▶ [Input data]
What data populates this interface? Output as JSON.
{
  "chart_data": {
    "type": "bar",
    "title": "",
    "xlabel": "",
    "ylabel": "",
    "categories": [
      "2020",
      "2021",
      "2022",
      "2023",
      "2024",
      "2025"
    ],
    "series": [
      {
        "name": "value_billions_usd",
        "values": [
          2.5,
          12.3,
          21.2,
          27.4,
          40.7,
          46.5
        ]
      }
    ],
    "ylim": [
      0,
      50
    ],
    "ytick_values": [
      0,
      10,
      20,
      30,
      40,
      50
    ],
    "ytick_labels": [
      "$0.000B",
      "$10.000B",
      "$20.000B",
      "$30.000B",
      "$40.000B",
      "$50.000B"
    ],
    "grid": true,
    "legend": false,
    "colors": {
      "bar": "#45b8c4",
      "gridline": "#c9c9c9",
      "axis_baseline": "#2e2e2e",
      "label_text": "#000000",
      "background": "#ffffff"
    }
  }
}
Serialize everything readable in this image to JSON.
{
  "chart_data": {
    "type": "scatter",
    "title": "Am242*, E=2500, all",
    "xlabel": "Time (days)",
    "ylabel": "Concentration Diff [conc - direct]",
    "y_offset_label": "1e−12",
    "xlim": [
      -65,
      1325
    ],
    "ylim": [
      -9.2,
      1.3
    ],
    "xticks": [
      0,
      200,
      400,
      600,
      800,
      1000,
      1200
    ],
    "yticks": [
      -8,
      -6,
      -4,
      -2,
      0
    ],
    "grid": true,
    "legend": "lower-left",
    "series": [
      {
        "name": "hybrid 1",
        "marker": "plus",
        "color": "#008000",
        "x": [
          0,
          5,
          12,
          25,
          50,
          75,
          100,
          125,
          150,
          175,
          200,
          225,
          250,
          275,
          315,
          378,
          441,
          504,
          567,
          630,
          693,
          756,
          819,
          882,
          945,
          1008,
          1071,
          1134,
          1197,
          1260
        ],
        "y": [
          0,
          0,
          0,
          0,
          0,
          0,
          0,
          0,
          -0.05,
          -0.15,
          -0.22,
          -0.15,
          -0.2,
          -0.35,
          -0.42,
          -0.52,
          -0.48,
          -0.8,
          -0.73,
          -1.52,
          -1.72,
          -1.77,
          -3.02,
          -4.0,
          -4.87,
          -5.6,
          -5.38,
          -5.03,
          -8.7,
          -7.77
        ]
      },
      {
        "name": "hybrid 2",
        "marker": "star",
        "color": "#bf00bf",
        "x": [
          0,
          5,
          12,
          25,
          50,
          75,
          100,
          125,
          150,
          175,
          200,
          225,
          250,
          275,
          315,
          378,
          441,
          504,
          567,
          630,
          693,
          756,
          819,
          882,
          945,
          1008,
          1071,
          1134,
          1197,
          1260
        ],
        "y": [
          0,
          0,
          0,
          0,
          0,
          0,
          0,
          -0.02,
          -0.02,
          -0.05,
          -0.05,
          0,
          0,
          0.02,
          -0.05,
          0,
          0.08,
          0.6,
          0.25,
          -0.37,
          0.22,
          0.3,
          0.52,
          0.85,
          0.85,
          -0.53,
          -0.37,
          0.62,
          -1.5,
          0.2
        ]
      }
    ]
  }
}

▶ [Exercise details]
Emit the full listing verbatim.

▶ [Solved problem]
What data populates this interface? Output as JSON.
{
  "chart_data": {
    "type": "bar",
    "title": "",
    "xlabel": "",
    "ylabel": "",
    "categories": [
      "2020",
      "2021",
      "2022",
      "2023",
      "2024",
      "2025"
    ],
    "series": [
      {
        "name": "value_billions_usd",
        "values": [
          2.5,
          12.3,
          21.2,
          27.4,
          40.7,
          46.5
        ]
      }
    ],
    "ylim": [
      0,
      50
    ],
    "ytick_values": [
      0,
      10,
      20,
      30,
      40,
      50
    ],
    "ytick_labels": [
      "$0.000B",
      "$10.000B",
      "$20.000B",
      "$30.000B",
      "$40.000B",
      "$50.000B"
    ],
    "grid": true,
    "legend": false,
    "colors": {
      "bar": "#45b8c4",
      "gridline": "#c9c9c9",
      "axis_baseline": "#2e2e2e",
      "label_text": "#000000",
      "background": "#ffffff"
    }
  }
}
Serialize everything readable in this image to JSON.
{
  "chart_data": {
    "type": "scatter",
    "title": "Am242*, E=2500, all",
    "xlabel": "Time (days)",
    "ylabel": "Concentration Diff [conc - direct]",
    "y_offset_label": "1e−12",
    "xlim": [
      -65,
      1325
    ],
    "ylim": [
      -9.2,
      1.3
    ],
    "xticks": [
      0,
      200,
      400,
      600,
      800,
      1000,
      1200
    ],
    "yticks": [
      -8,
      -6,
      -4,
      -2,
      0
    ],
    "grid": true,
    "legend": "lower-left",
    "series": [
      {
        "name": "hybrid 1",
        "marker": "plus",
        "color": "#008000",
        "x": [
          0,
          5,
          12,
          25,
          50,
          75,
          100,
          125,
          150,
          175,
          200,
          225,
          250,
          275,
          315,
          378,
          441,
          504,
          567,
          630,
          693,
          756,
          819,
          882,
          945,
          1008,
          1071,
          1134,
          1197,
          1260
        ],
        "y": [
          0,
          0,
          0,
          0,
          0,
          0,
          0,
          0,
          -0.05,
          -0.15,
          -0.22,
          -0.15,
          -0.2,
          -0.35,
          -0.42,
          -0.52,
          -0.48,
          -0.8,
          -0.73,
          -1.52,
          -1.72,
          -1.77,
          -3.02,
          -4.0,
          -4.87,
          -5.6,
          -5.38,
          -5.03,
          -8.7,
          -7.77
        ]
      },
      {
        "name": "hybrid 2",
        "marker": "star",
        "color": "#bf00bf",
        "x": [
          0,
          5,
          12,
          25,
          50,
          75,
          100,
          125,
          150,
          175,
          200,
          225,
          250,
          275,
          315,
          378,
          441,
          504,
          567,
          630,
          693,
          756,
          819,
          882,
          945,
          1008,
          1071,
          1134,
          1197,
          1260
        ],
        "y": [
          0,
          0,
          0,
          0,
          0,
          0,
          0,
          -0.02,
          -0.02,
          -0.05,
          -0.05,
          0,
          0,
          0.02,
          -0.05,
          0,
          0.08,
          0.6,
          0.25,
          -0.37,
          0.22,
          0.3,
          0.52,
          0.85,
          0.85,
          -0.53,
          -0.37,
          0.62,
          -1.5,
          0.2
        ]
      }
    ]
  }
}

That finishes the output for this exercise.